** Start Recorded data **

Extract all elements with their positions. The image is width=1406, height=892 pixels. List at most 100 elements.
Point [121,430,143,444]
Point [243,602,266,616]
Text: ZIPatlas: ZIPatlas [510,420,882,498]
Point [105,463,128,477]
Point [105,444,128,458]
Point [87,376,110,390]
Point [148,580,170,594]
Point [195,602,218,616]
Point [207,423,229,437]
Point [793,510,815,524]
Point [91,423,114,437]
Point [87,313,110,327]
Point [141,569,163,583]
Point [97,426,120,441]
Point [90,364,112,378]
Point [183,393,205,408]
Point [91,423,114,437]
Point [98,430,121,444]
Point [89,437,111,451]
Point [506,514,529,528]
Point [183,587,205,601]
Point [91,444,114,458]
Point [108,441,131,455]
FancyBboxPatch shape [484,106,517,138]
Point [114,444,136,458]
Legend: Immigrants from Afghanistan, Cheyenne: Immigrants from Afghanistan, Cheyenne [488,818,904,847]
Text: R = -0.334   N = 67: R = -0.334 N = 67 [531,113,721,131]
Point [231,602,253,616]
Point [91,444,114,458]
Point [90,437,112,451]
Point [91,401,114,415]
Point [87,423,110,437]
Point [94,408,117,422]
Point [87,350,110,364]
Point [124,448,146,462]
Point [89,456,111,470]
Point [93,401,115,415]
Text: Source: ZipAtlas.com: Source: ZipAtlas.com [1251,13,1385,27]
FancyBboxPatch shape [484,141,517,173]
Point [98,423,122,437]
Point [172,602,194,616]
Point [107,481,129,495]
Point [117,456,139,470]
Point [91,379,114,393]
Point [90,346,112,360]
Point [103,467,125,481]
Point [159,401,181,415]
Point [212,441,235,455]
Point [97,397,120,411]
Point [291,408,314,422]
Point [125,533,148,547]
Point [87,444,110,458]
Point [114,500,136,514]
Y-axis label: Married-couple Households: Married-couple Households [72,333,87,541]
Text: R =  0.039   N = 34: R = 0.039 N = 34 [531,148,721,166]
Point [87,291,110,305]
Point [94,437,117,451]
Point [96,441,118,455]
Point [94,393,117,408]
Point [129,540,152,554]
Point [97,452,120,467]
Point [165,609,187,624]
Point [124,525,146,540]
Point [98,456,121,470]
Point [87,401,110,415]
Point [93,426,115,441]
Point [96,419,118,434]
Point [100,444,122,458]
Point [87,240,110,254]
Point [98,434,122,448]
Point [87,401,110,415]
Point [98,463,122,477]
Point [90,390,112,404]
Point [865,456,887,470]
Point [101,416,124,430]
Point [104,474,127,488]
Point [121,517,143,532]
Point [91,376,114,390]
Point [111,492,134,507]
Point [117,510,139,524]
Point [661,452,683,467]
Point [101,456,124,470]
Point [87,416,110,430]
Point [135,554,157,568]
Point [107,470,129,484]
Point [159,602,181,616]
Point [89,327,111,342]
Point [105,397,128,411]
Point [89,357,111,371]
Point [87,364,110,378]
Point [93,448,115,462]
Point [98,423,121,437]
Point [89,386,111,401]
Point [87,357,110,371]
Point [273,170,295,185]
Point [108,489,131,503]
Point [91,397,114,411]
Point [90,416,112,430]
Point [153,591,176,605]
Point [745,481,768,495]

** End Recorded data **

> [What you are asked to do] Convert all the lines above into a JSON list of strings, one string per line, leaving out any blank lines.

> [Response to this task]
[
  "Extract all elements with their positions. The image is width=1406, height=892 pixels. List at most 100 elements.",
  "Point [121,430,143,444]",
  "Point [243,602,266,616]",
  "Text: ZIPatlas: ZIPatlas [510,420,882,498]",
  "Point [105,463,128,477]",
  "Point [105,444,128,458]",
  "Point [87,376,110,390]",
  "Point [148,580,170,594]",
  "Point [195,602,218,616]",
  "Point [207,423,229,437]",
  "Point [793,510,815,524]",
  "Point [91,423,114,437]",
  "Point [87,313,110,327]",
  "Point [141,569,163,583]",
  "Point [97,426,120,441]",
  "Point [90,364,112,378]",
  "Point [183,393,205,408]",
  "Point [91,423,114,437]",
  "Point [98,430,121,444]",
  "Point [89,437,111,451]",
  "Point [506,514,529,528]",
  "Point [183,587,205,601]",
  "Point [91,444,114,458]",
  "Point [108,441,131,455]",
  "FancyBboxPatch shape [484,106,517,138]",
  "Point [114,444,136,458]",
  "Legend: Immigrants from Afghanistan, Cheyenne: Immigrants from Afghanistan, Cheyenne [488,818,904,847]",
  "Text: R = -0.334   N = 67: R = -0.334 N = 67 [531,113,721,131]",
  "Point [231,602,253,616]",
  "Point [91,444,114,458]",
  "Point [90,437,112,451]",
  "Point [91,401,114,415]",
  "Point [87,423,110,437]",
  "Point [94,408,117,422]",
  "Point [87,350,110,364]",
  "Point [124,448,146,462]",
  "Point [89,456,111,470]",
  "Point [93,401,115,415]",
  "Text: Source: ZipAtlas.com: Source: ZipAtlas.com [1251,13,1385,27]",
  "FancyBboxPatch shape [484,141,517,173]",
  "Point [98,423,122,437]",
  "Point [172,602,194,616]",
  "Point [107,481,129,495]",
  "Point [117,456,139,470]",
  "Point [91,379,114,393]",
  "Point [90,346,112,360]",
  "Point [103,467,125,481]",
  "Point [159,401,181,415]",
  "Point [212,441,235,455]",
  "Point [97,397,120,411]",
  "Point [291,408,314,422]",
  "Point [125,533,148,547]",
  "Point [87,444,110,458]",
  "Point [114,500,136,514]",
  "Y-axis label: Married-couple Households: Married-couple Households [72,333,87,541]",
  "Text: R =  0.039   N = 34: R = 0.039 N = 34 [531,148,721,166]",
  "Point [87,291,110,305]",
  "Point [94,437,117,451]",
  "Point [96,441,118,455]",
  "Point [94,393,117,408]",
  "Point [129,540,152,554]",
  "Point [97,452,120,467]",
  "Point [165,609,187,624]",
  "Point [124,525,146,540]",
  "Point [98,456,121,470]",
  "Point [87,401,110,415]",
  "Point [93,426,115,441]",
  "Point [96,419,118,434]",
  "Point [100,444,122,458]",
  "Point [87,240,110,254]",
  "Point [98,434,122,448]",
  "Point [87,401,110,415]",
  "Point [98,463,122,477]",
  "Point [90,390,112,404]",
  "Point [865,456,887,470]",
  "Point [101,416,124,430]",
  "Point [104,474,127,488]",
  "Point [121,517,143,532]",
  "Point [91,376,114,390]",
  "Point [111,492,134,507]",
  "Point [117,510,139,524]",
  "Point [661,452,683,467]",
  "Point [101,456,124,470]",
  "Point [87,416,110,430]",
  "Point [135,554,157,568]",
  "Point [107,470,129,484]",
  "Point [159,602,181,616]",
  "Point [89,327,111,342]",
  "Point [105,397,128,411]",
  "Point [89,357,111,371]",
  "Point [87,364,110,378]",
  "Point [93,448,115,462]",
  "Point [98,423,121,437]",
  "Point [89,386,111,401]",
  "Point [87,357,110,371]",
  "Point [273,170,295,185]",
  "Point [108,489,131,503]",
  "Point [91,397,114,411]",
  "Point [90,416,112,430]",
  "Point [153,591,176,605]",
  "Point [745,481,768,495]"
]